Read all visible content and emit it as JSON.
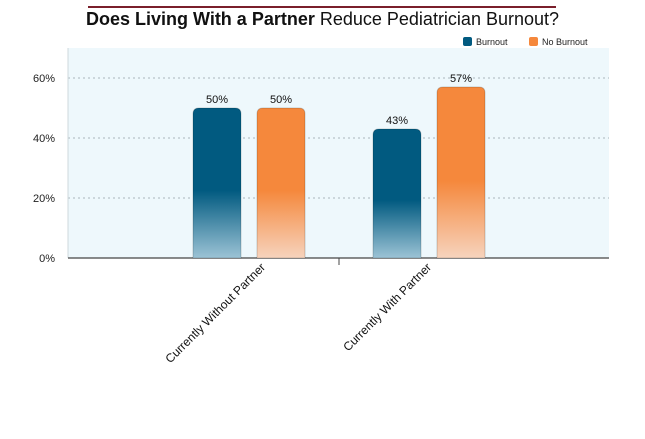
{
  "chart_data": {
    "type": "bar",
    "title": {
      "bold": "Does Living With a Partner",
      "normal": " Reduce Pediatrician Burnout?"
    },
    "categories": [
      "Currently Without Partner",
      "Currently With Partner"
    ],
    "series": [
      {
        "name": "Burnout",
        "values": [
          50,
          43
        ],
        "labels": [
          "50%",
          "43%"
        ],
        "color": "#015a80"
      },
      {
        "name": "No Burnout",
        "values": [
          50,
          57
        ],
        "labels": [
          "50%",
          "57%"
        ],
        "color": "#f5883c"
      }
    ],
    "ylim": [
      0,
      70
    ],
    "yticks": [
      0,
      20,
      40,
      60
    ],
    "ytick_labels": [
      "0%",
      "20%",
      "40%",
      "60%"
    ],
    "grid": true,
    "legend_position": "top-right",
    "plot_background": "#eef8fc"
  }
}
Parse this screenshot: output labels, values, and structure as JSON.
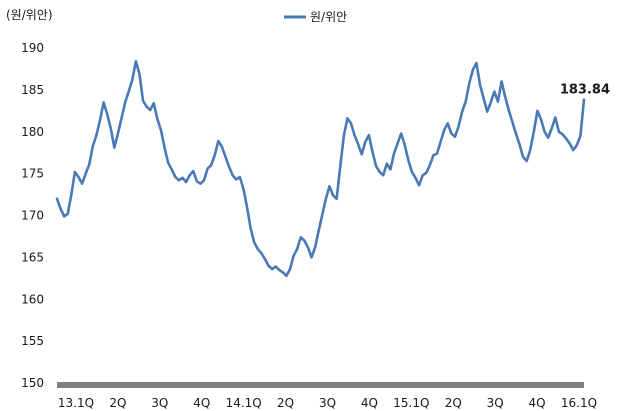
{
  "chart_data": {
    "type": "line",
    "unit_label": "(원/위안)",
    "series": [
      {
        "name": "원/위안",
        "color": "#4a7ab5",
        "values": [
          172.0,
          170.8,
          169.9,
          170.2,
          172.5,
          175.2,
          174.6,
          173.8,
          175.0,
          176.1,
          178.3,
          179.6,
          181.4,
          183.5,
          182.1,
          180.4,
          178.1,
          179.8,
          181.6,
          183.5,
          184.8,
          186.2,
          188.4,
          186.9,
          183.7,
          183.0,
          182.6,
          183.4,
          181.5,
          180.2,
          178.1,
          176.3,
          175.5,
          174.6,
          174.2,
          174.5,
          174.0,
          174.8,
          175.3,
          174.1,
          173.8,
          174.2,
          175.6,
          176.0,
          177.2,
          178.9,
          178.2,
          177.0,
          175.8,
          174.8,
          174.3,
          174.6,
          173.2,
          171.0,
          168.5,
          166.8,
          166.0,
          165.5,
          164.8,
          164.0,
          163.6,
          163.9,
          163.5,
          163.2,
          162.8,
          163.6,
          165.2,
          166.0,
          167.4,
          167.0,
          166.2,
          165.0,
          166.2,
          168.2,
          170.1,
          172.0,
          173.5,
          172.4,
          172.0,
          175.8,
          179.5,
          181.6,
          181.0,
          179.6,
          178.5,
          177.3,
          178.8,
          179.6,
          177.6,
          175.9,
          175.2,
          174.8,
          176.2,
          175.5,
          177.4,
          178.6,
          179.8,
          178.4,
          176.6,
          175.2,
          174.5,
          173.6,
          174.8,
          175.1,
          176.0,
          177.2,
          177.4,
          178.8,
          180.2,
          181.0,
          179.8,
          179.4,
          180.6,
          182.4,
          183.6,
          185.8,
          187.4,
          188.2,
          185.6,
          184.0,
          182.4,
          183.5,
          184.8,
          183.6,
          186.0,
          184.2,
          182.6,
          181.2,
          179.8,
          178.5,
          177.0,
          176.5,
          177.8,
          180.0,
          182.5,
          181.5,
          180.0,
          179.3,
          180.4,
          181.7,
          180.0,
          179.7,
          179.2,
          178.6,
          177.8,
          178.4,
          179.5,
          183.84
        ]
      }
    ],
    "x_tick_labels": [
      "13.1Q",
      "2Q",
      "3Q",
      "4Q",
      "14.1Q",
      "2Q",
      "3Q",
      "4Q",
      "15.1Q",
      "2Q",
      "3Q",
      "4Q",
      "16.1Q"
    ],
    "y_tick_labels": [
      "150",
      "155",
      "160",
      "165",
      "170",
      "175",
      "180",
      "185",
      "190"
    ],
    "ylim": [
      150,
      190
    ],
    "ytick_step": 5,
    "last_value_label": "183.84",
    "legend_position": "top-center",
    "grid": false,
    "axis_color": "#808080"
  }
}
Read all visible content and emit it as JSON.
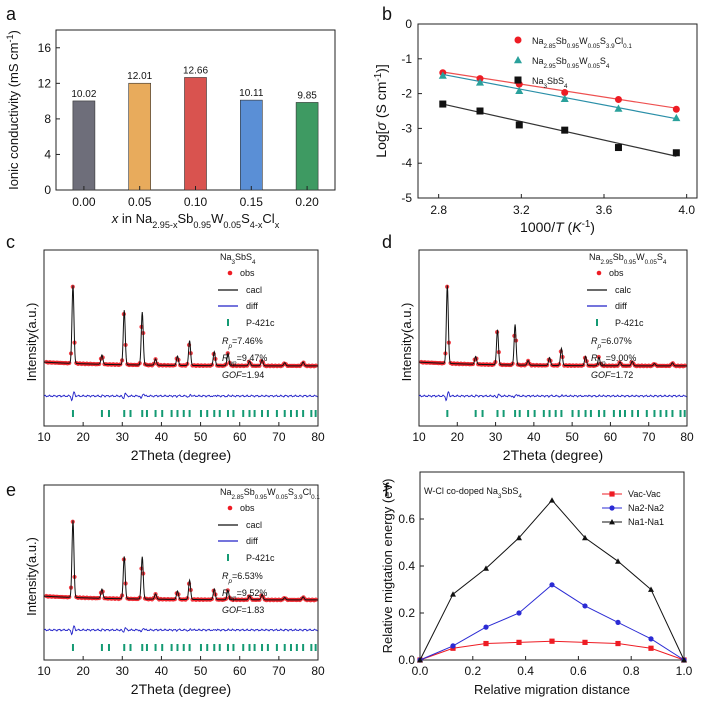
{
  "figure": {
    "title": ""
  },
  "chart_data": [
    {
      "panel": "a",
      "type": "bar",
      "categories": [
        "0.00",
        "0.05",
        "0.10",
        "0.15",
        "0.20"
      ],
      "values": [
        10.02,
        12.01,
        12.66,
        10.11,
        9.85
      ],
      "value_labels": [
        "10.02",
        "12.01",
        "12.66",
        "10.11",
        "9.85"
      ],
      "colors": [
        "#6e6e7a",
        "#e8ab5c",
        "#d9534f",
        "#5a8fd6",
        "#3e9a62"
      ],
      "ylabel": "Ionic conductivity (mS cm-1)",
      "ylabel_parts": {
        "main": "Ionic conductivity (mS cm",
        "sup": "-1",
        "end": ")"
      },
      "xlabel_parts": [
        {
          "t": "x",
          "style": "italic"
        },
        {
          "t": " in Na"
        },
        {
          "t": "2.95-x",
          "sub": true
        },
        {
          "t": "Sb"
        },
        {
          "t": "0.95",
          "sub": true
        },
        {
          "t": "W"
        },
        {
          "t": "0.05",
          "sub": true
        },
        {
          "t": "S"
        },
        {
          "t": "4-x",
          "sub": true
        },
        {
          "t": "Cl"
        },
        {
          "t": "x",
          "sub": true
        }
      ],
      "ylim": [
        0,
        18
      ],
      "yticks": [
        0,
        4,
        8,
        12,
        16
      ],
      "ytick_labels": [
        "0",
        "4",
        "8",
        "12",
        "16"
      ]
    },
    {
      "panel": "b",
      "type": "scatter",
      "xlabel_parts": [
        {
          "t": "1000/"
        },
        {
          "t": "T",
          "style": "italic"
        },
        {
          "t": " ("
        },
        {
          "t": "K",
          "style": "italic"
        },
        {
          "t": "-1",
          "sup": true
        },
        {
          "t": ")"
        }
      ],
      "ylabel_parts": [
        {
          "t": "Log["
        },
        {
          "t": "σ",
          "style": "italic"
        },
        {
          "t": " (S cm"
        },
        {
          "t": "-1",
          "sup": true
        },
        {
          "t": ")]"
        }
      ],
      "xlim": [
        2.7,
        4.05
      ],
      "ylim": [
        -5,
        0
      ],
      "xticks": [
        2.8,
        3.2,
        3.6,
        4.0
      ],
      "xtick_labels": [
        "2.8",
        "3.2",
        "3.6",
        "4.0"
      ],
      "yticks": [
        -5,
        -4,
        -3,
        -2,
        -1,
        0
      ],
      "ytick_labels": [
        "-5",
        "-4",
        "-3",
        "-2",
        "-1",
        "0"
      ],
      "series": [
        {
          "name": "Na2.85Sb0.95W0.05S3.9Cl0.1",
          "label_parts": [
            {
              "t": "Na"
            },
            {
              "t": "2.85",
              "sub": true
            },
            {
              "t": "Sb"
            },
            {
              "t": "0.95",
              "sub": true
            },
            {
              "t": "W"
            },
            {
              "t": "0.05",
              "sub": true
            },
            {
              "t": "S"
            },
            {
              "t": "3.9",
              "sub": true
            },
            {
              "t": "Cl"
            },
            {
              "t": "0.1",
              "sub": true
            }
          ],
          "marker": "circle",
          "color": "#ee1c24",
          "line_color": "#ee5050",
          "x": [
            2.82,
            3.0,
            3.19,
            3.41,
            3.67,
            3.95
          ],
          "y": [
            -1.4,
            -1.57,
            -1.73,
            -1.97,
            -2.17,
            -2.45
          ],
          "fit": [
            [
              2.82,
              -1.38
            ],
            [
              3.95,
              -2.42
            ]
          ]
        },
        {
          "name": "Na2.95Sb0.95W0.05S4",
          "label_parts": [
            {
              "t": "Na"
            },
            {
              "t": "2.95",
              "sub": true
            },
            {
              "t": "Sb"
            },
            {
              "t": "0.95",
              "sub": true
            },
            {
              "t": "W"
            },
            {
              "t": "0.05",
              "sub": true
            },
            {
              "t": "S"
            },
            {
              "t": "4",
              "sub": true
            }
          ],
          "marker": "triangle",
          "color": "#2aa19c",
          "line_color": "#2a8fa8",
          "x": [
            2.82,
            3.0,
            3.19,
            3.41,
            3.67,
            3.95
          ],
          "y": [
            -1.48,
            -1.68,
            -1.92,
            -2.15,
            -2.43,
            -2.7
          ],
          "fit": [
            [
              2.82,
              -1.45
            ],
            [
              3.95,
              -2.72
            ]
          ]
        },
        {
          "name": "Na3SbS4",
          "label_parts": [
            {
              "t": "Na"
            },
            {
              "t": "3",
              "sub": true
            },
            {
              "t": "SbS"
            },
            {
              "t": "4",
              "sub": true
            }
          ],
          "marker": "square",
          "color": "#111111",
          "line_color": "#333333",
          "x": [
            2.82,
            3.0,
            3.19,
            3.41,
            3.67,
            3.95
          ],
          "y": [
            -2.3,
            -2.5,
            -2.9,
            -3.05,
            -3.55,
            -3.7
          ],
          "fit": [
            [
              2.82,
              -2.3
            ],
            [
              3.95,
              -3.8
            ]
          ]
        }
      ]
    },
    {
      "panel": "c",
      "type": "line",
      "title_parts": [
        {
          "t": "Na"
        },
        {
          "t": "3",
          "sub": true
        },
        {
          "t": "SbS"
        },
        {
          "t": "4",
          "sub": true
        }
      ],
      "legend": {
        "obs": "obs",
        "calc": "cacl",
        "diff": "diff",
        "ticks": "P-421c"
      },
      "stats": [
        {
          "parts": [
            {
              "t": "R",
              "style": "italic"
            },
            {
              "t": "p",
              "sub": true,
              "style": "italic"
            },
            {
              "t": "=7.46%"
            }
          ]
        },
        {
          "parts": [
            {
              "t": "R",
              "style": "italic"
            },
            {
              "t": "wp",
              "sub": true,
              "style": "italic"
            },
            {
              "t": "=9.47%"
            }
          ]
        },
        {
          "parts": [
            {
              "t": "GOF",
              "style": "italic"
            },
            {
              "t": "=1.94"
            }
          ]
        }
      ],
      "xlabel": "2Theta (degree)",
      "ylabel": "Intensity(a.u.)",
      "xlim": [
        10,
        80
      ],
      "xticks": [
        10,
        20,
        30,
        40,
        50,
        60,
        70,
        80
      ],
      "xtick_labels": [
        "10",
        "20",
        "30",
        "40",
        "50",
        "60",
        "70",
        "80"
      ],
      "peaks": [
        [
          17.4,
          1.0
        ],
        [
          24.8,
          0.12
        ],
        [
          30.5,
          0.7
        ],
        [
          35.1,
          0.68
        ],
        [
          38.5,
          0.08
        ],
        [
          44.1,
          0.12
        ],
        [
          47.2,
          0.32
        ],
        [
          53.5,
          0.18
        ],
        [
          57.0,
          0.16
        ],
        [
          62.5,
          0.06
        ],
        [
          65.7,
          0.08
        ],
        [
          71.5,
          0.04
        ],
        [
          76.2,
          0.05
        ]
      ],
      "bragg": [
        17.4,
        24.8,
        26.6,
        30.5,
        32.1,
        35.1,
        36.3,
        38.5,
        40.2,
        42.6,
        44.1,
        45.7,
        47.2,
        50.1,
        51.7,
        53.5,
        54.9,
        57.0,
        58.4,
        60.9,
        62.5,
        63.8,
        65.7,
        67.2,
        69.5,
        71.5,
        73.1,
        74.6,
        76.2,
        78.3,
        79.4
      ]
    },
    {
      "panel": "d",
      "type": "line",
      "title_parts": [
        {
          "t": "Na"
        },
        {
          "t": "2.95",
          "sub": true
        },
        {
          "t": "Sb"
        },
        {
          "t": "0.95",
          "sub": true
        },
        {
          "t": "W"
        },
        {
          "t": "0.05",
          "sub": true
        },
        {
          "t": "S"
        },
        {
          "t": "4",
          "sub": true
        }
      ],
      "legend": {
        "obs": "obs",
        "calc": "calc",
        "diff": "diff",
        "ticks": "P-421c"
      },
      "stats": [
        {
          "parts": [
            {
              "t": "R",
              "style": "italic"
            },
            {
              "t": "p",
              "sub": true,
              "style": "italic"
            },
            {
              "t": "=6.07%"
            }
          ]
        },
        {
          "parts": [
            {
              "t": "R",
              "style": "italic"
            },
            {
              "t": "wp",
              "sub": true,
              "style": "italic"
            },
            {
              "t": "=9.00%"
            }
          ]
        },
        {
          "parts": [
            {
              "t": "GOF",
              "style": "italic"
            },
            {
              "t": "=1.72"
            }
          ]
        }
      ],
      "xlabel": "2Theta (degree)",
      "ylabel": "Intensity(a.u.)",
      "xlim": [
        10,
        80
      ],
      "xticks": [
        10,
        20,
        30,
        40,
        50,
        60,
        70,
        80
      ],
      "xtick_labels": [
        "10",
        "20",
        "30",
        "40",
        "50",
        "60",
        "70",
        "80"
      ],
      "peaks": [
        [
          17.4,
          1.0
        ],
        [
          24.8,
          0.1
        ],
        [
          30.5,
          0.45
        ],
        [
          35.1,
          0.52
        ],
        [
          38.5,
          0.06
        ],
        [
          44.1,
          0.1
        ],
        [
          47.2,
          0.22
        ],
        [
          53.5,
          0.12
        ],
        [
          57.0,
          0.11
        ],
        [
          62.5,
          0.05
        ],
        [
          65.7,
          0.06
        ],
        [
          71.5,
          0.03
        ],
        [
          76.2,
          0.04
        ]
      ],
      "bragg": [
        17.4,
        24.8,
        26.6,
        30.5,
        32.1,
        35.1,
        36.3,
        38.5,
        40.2,
        42.6,
        44.1,
        45.7,
        47.2,
        50.1,
        51.7,
        53.5,
        54.9,
        57.0,
        58.4,
        60.9,
        62.5,
        63.8,
        65.7,
        67.2,
        69.5,
        71.5,
        73.1,
        74.6,
        76.2,
        78.3,
        79.4
      ]
    },
    {
      "panel": "e",
      "type": "line",
      "title_parts": [
        {
          "t": "Na"
        },
        {
          "t": "2.85",
          "sub": true
        },
        {
          "t": "Sb"
        },
        {
          "t": "0.95",
          "sub": true
        },
        {
          "t": "W"
        },
        {
          "t": "0.05",
          "sub": true
        },
        {
          "t": "S"
        },
        {
          "t": "3.9",
          "sub": true
        },
        {
          "t": "Cl"
        },
        {
          "t": "0.1",
          "sub": true
        }
      ],
      "legend": {
        "obs": "obs",
        "calc": "cacl",
        "diff": "diff",
        "ticks": "P-421c"
      },
      "stats": [
        {
          "parts": [
            {
              "t": "R",
              "style": "italic"
            },
            {
              "t": "p",
              "sub": true,
              "style": "italic"
            },
            {
              "t": "=6.53%"
            }
          ]
        },
        {
          "parts": [
            {
              "t": "R",
              "style": "italic"
            },
            {
              "t": "wp",
              "sub": true,
              "style": "italic"
            },
            {
              "t": "=9.52%"
            }
          ]
        },
        {
          "parts": [
            {
              "t": "GOF",
              "style": "italic"
            },
            {
              "t": "=1.83"
            }
          ]
        }
      ],
      "xlabel": "2Theta (degree)",
      "ylabel": "Intensity(a.u.)",
      "xlim": [
        10,
        80
      ],
      "xticks": [
        10,
        20,
        30,
        40,
        50,
        60,
        70,
        80
      ],
      "xtick_labels": [
        "10",
        "20",
        "30",
        "40",
        "50",
        "60",
        "70",
        "80"
      ],
      "peaks": [
        [
          17.4,
          1.0
        ],
        [
          24.8,
          0.12
        ],
        [
          30.5,
          0.55
        ],
        [
          35.1,
          0.55
        ],
        [
          38.5,
          0.07
        ],
        [
          44.1,
          0.11
        ],
        [
          47.2,
          0.25
        ],
        [
          53.5,
          0.14
        ],
        [
          57.0,
          0.12
        ],
        [
          62.5,
          0.05
        ],
        [
          65.7,
          0.07
        ],
        [
          71.5,
          0.03
        ],
        [
          76.2,
          0.04
        ]
      ],
      "bragg": [
        17.4,
        24.8,
        26.6,
        30.5,
        32.1,
        35.1,
        36.3,
        38.5,
        40.2,
        42.6,
        44.1,
        45.7,
        47.2,
        50.1,
        51.7,
        53.5,
        54.9,
        57.0,
        58.4,
        60.9,
        62.5,
        63.8,
        65.7,
        67.2,
        69.5,
        71.5,
        73.1,
        74.6,
        76.2,
        78.3,
        79.4
      ]
    },
    {
      "panel": "f",
      "type": "line",
      "annotation_parts": [
        {
          "t": "W-Cl co-doped Na"
        },
        {
          "t": "3",
          "sub": true
        },
        {
          "t": "SbS"
        },
        {
          "t": "4",
          "sub": true
        }
      ],
      "xlabel": "Relative migration distance",
      "ylabel": "Relative migtation energy (eV)",
      "xlim": [
        0,
        1
      ],
      "ylim": [
        0,
        0.8
      ],
      "xticks": [
        0,
        0.2,
        0.4,
        0.6,
        0.8,
        1.0
      ],
      "xtick_labels": [
        "0.0",
        "0.2",
        "0.4",
        "0.6",
        "0.8",
        "1.0"
      ],
      "yticks": [
        0,
        0.2,
        0.4,
        0.6
      ],
      "ytick_labels": [
        "0.0",
        "0.2",
        "0.4",
        "0.6"
      ],
      "series": [
        {
          "name": "Vac-Vac",
          "marker": "square",
          "color": "#ee1c24",
          "x": [
            0,
            0.125,
            0.25,
            0.375,
            0.5,
            0.625,
            0.75,
            0.875,
            1.0
          ],
          "y": [
            0.0,
            0.05,
            0.07,
            0.075,
            0.08,
            0.075,
            0.07,
            0.05,
            0.0
          ]
        },
        {
          "name": "Na2-Na2",
          "marker": "circle",
          "color": "#2b2bd4",
          "x": [
            0,
            0.125,
            0.25,
            0.375,
            0.5,
            0.625,
            0.75,
            0.875,
            1.0
          ],
          "y": [
            0.0,
            0.06,
            0.14,
            0.2,
            0.32,
            0.23,
            0.16,
            0.09,
            0.0
          ]
        },
        {
          "name": "Na1-Na1",
          "marker": "triangle",
          "color": "#111111",
          "x": [
            0,
            0.125,
            0.25,
            0.375,
            0.5,
            0.625,
            0.75,
            0.875,
            1.0
          ],
          "y": [
            0.0,
            0.28,
            0.39,
            0.52,
            0.68,
            0.52,
            0.42,
            0.3,
            0.0
          ]
        }
      ]
    }
  ]
}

Exercise goal:
Check each line of the data above for the word "panel", then state how many lines have it. Give the number alone.

Solution to the problem:
6